===== TEXT SECTION
By September 5, 2019October 22nd, 2021No Comments
 

Madeleine Grummet

 

In 2020 girledworld will launch a book by teenage girls, for teenage girls, called You Are Not Your Face. (See today’s story on girledworld and our Melbourne Writers Festival teenage forum on page 5 of The Australian by Stephen Lunn).

Truth be told, You Are Not Your Face kind of wrote itself.

We could see the rising pressure teenagers are facing in the digital age, and the overwhelming complexity of navigating life on and offline, so we simply tapped a seam to let them share their stories, and were totally blown away by the responses we received.

More than 8000+ 13-19 year old girls from India, Brazil, Pakistan, China, Australia, France, Germany, Korea and the USA contributed their incredible stories, life experiences and abundant wisdom to this girledworld global storytelling project, exploring the complex realities of life as a teenager in a technology-fuelled digital world.

This is a generation of pure digital natives.

They do not know life without the internet.
==========
• PROMPT A:
Answer these questions using the girledworld post:
(i) In what year will girledworld launch the book?
(ii) In which newspaper, and on which page, does today's story appear?
(iii) What ages were the girls who contributed?
• PROMPT B:
Repeat the part of the girledworld post starting at "Madeleine Grummet" and ending at "responses we received.", switching "digital age" to "internet era".
===== SUPPLIED MATERIAL
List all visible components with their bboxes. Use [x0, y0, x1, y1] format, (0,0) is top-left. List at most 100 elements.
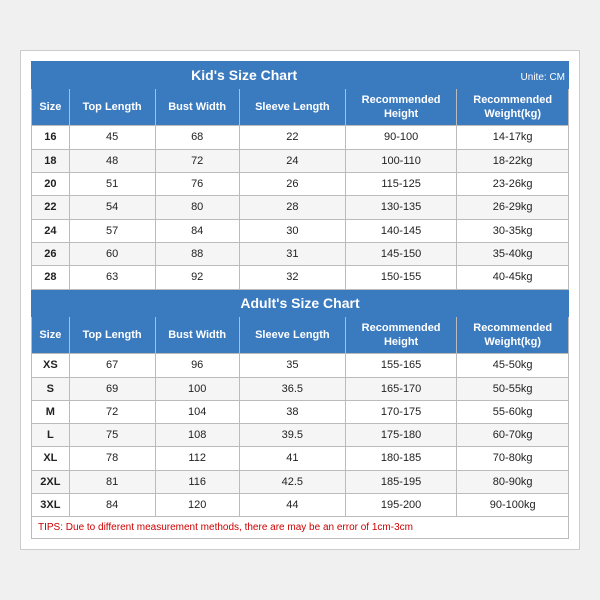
==========
• WRITTEN SOLUTION A:
(i) 2020
(ii) The Australian, page 5
(iii) 13 to 19

• WRITTEN SOLUTION B:
Madeleine Grummet

 

In 2020 girledworld will launch a book by teenage girls, for teenage girls, called You Are Not Your Face. (See today’s story on girledworld and our Melbourne Writers Festival teenage forum on page 5 of The Australian by Stephen Lunn).

Truth be told, You Are Not Your Face kind of wrote itself.

We could see the rising pressure teenagers are facing in the internet era, and the overwhelming complexity of navigating life on and offline, so we simply tapped a seam to let them share their stories, and were totally blown away by the responses we received.